Problem to solve >>
Scan the listing below. Report each line that includes "selbs".

── Data in this exercise

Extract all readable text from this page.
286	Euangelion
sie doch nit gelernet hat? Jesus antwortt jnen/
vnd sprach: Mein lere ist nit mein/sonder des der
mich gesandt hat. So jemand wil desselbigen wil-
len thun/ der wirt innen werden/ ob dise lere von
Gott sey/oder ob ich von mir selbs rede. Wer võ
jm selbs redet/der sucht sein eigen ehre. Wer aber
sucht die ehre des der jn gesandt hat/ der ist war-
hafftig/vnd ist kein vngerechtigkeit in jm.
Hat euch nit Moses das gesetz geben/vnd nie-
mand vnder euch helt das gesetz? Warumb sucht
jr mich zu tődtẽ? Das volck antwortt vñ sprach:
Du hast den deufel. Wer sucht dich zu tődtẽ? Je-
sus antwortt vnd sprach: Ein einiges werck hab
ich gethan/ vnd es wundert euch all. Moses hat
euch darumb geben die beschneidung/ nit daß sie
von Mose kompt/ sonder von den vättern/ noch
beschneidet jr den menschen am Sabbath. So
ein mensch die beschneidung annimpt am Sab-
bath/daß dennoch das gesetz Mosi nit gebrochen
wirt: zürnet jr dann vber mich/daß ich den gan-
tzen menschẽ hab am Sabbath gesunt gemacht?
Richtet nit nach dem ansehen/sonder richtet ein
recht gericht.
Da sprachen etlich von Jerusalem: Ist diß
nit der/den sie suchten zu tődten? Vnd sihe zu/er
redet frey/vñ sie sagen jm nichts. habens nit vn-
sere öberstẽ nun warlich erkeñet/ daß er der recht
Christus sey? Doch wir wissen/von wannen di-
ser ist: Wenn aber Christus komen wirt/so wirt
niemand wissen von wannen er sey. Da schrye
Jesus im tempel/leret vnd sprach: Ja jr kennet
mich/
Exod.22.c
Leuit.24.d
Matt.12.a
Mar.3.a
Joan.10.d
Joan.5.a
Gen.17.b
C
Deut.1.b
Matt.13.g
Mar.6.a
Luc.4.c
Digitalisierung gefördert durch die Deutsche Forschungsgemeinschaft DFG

────

Task answer >>
Gott sey/oder ob ich von mir selbs rede. Wer võ
jm selbs redet/der sucht sein eigen ehre. Wer aber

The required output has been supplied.